**TASK:** Transcribe all of the material below word for word and leave out its pictures.

## Start DATA IN THIS EXERCISE

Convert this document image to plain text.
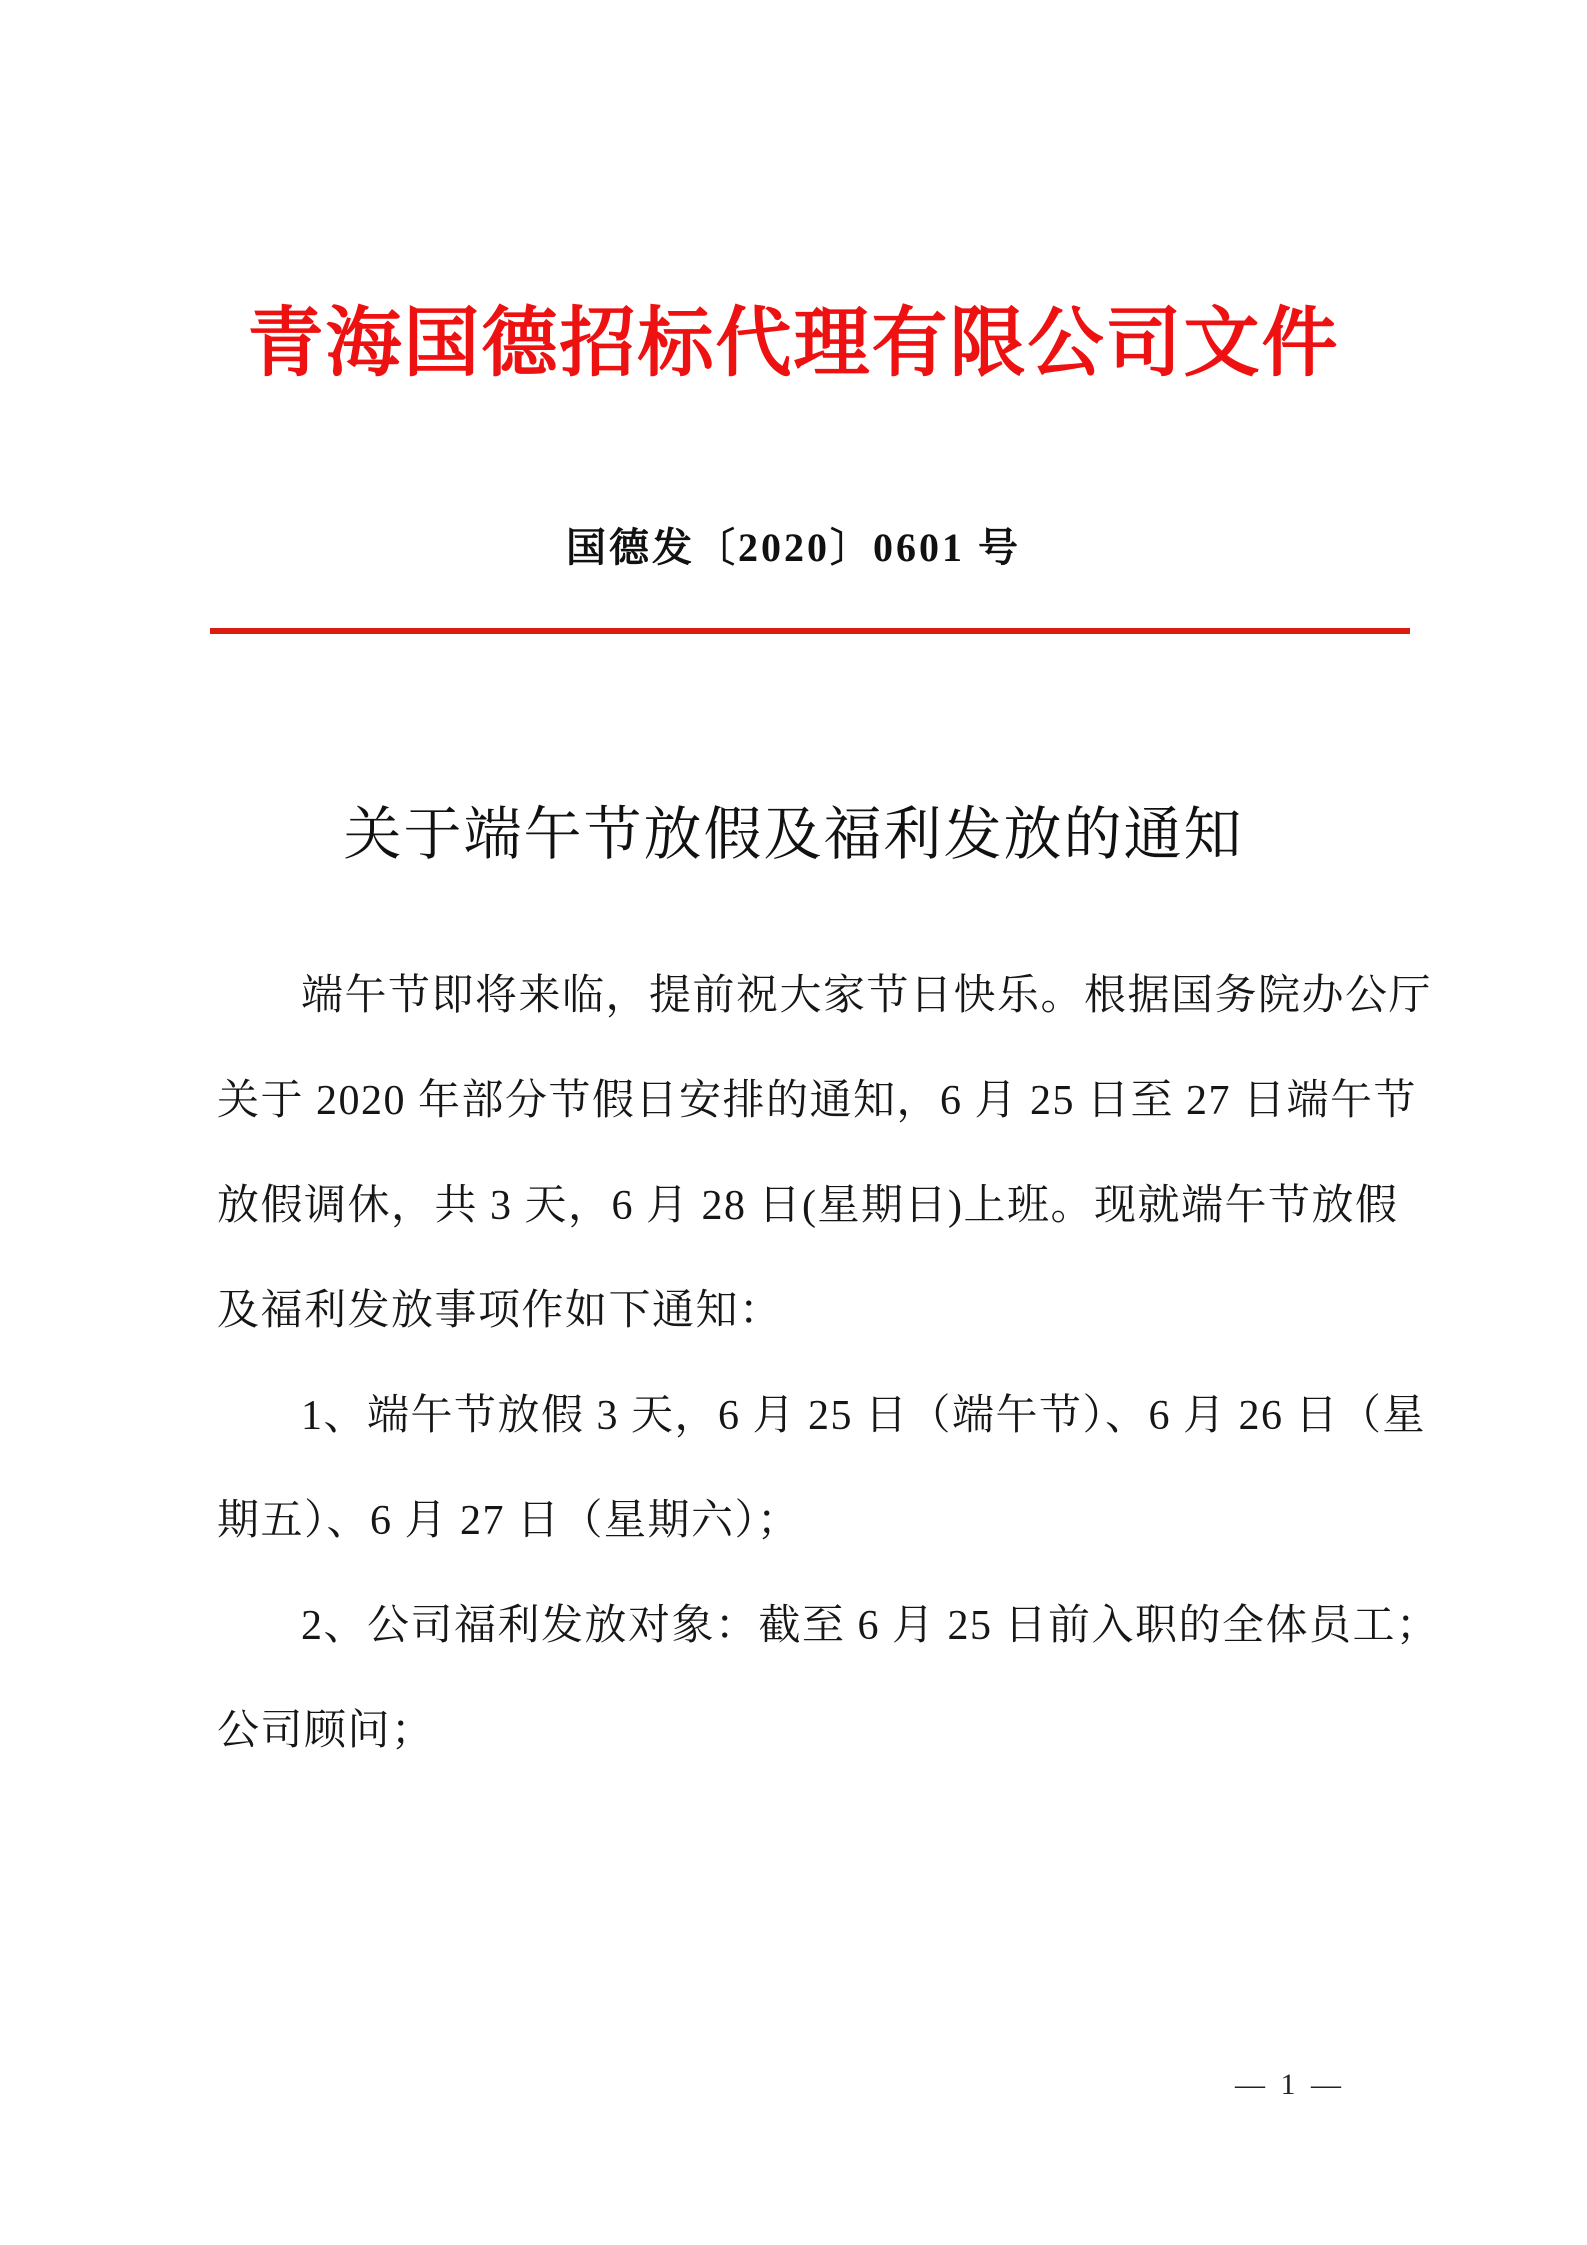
青海国德招标代理有限公司文件
国德发〔2020〕0601 号
关于端午节放假及福利发放的通知
端午节即将来临，提前祝大家节日快乐。根据国务院办公厅
关于 2020 年部分节假日安排的通知，6 月 25 日至 27 日端午节
放假调休，共 3 天，6 月 28 日(星期日)上班。现就端午节放假
及福利发放事项作如下通知：
1、端午节放假 3 天，6 月 25 日（端午节）、6 月 26 日（星
期五）、6 月 27 日（星期六）；
2、公司福利发放对象：截至 6 月 25 日前入职的全体员工；
公司顾问；
— 1 —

## End DATA IN THIS EXERCISE

**THE REPLY:**
Convert this document image to plain text.
青海国德招标代理有限公司文件
国德发〔2020〕0601 号
关于端午节放假及福利发放的通知
端午节即将来临，提前祝大家节日快乐。根据国务院办公厅
关于 2020 年部分节假日安排的通知，6 月 25 日至 27 日端午节
放假调休，共 3 天，6 月 28 日(星期日)上班。现就端午节放假
及福利发放事项作如下通知：
1、端午节放假 3 天，6 月 25 日（端午节）、6 月 26 日（星
期五）、6 月 27 日（星期六）；
2、公司福利发放对象：截至 6 月 25 日前入职的全体员工；
公司顾问；
— 1 —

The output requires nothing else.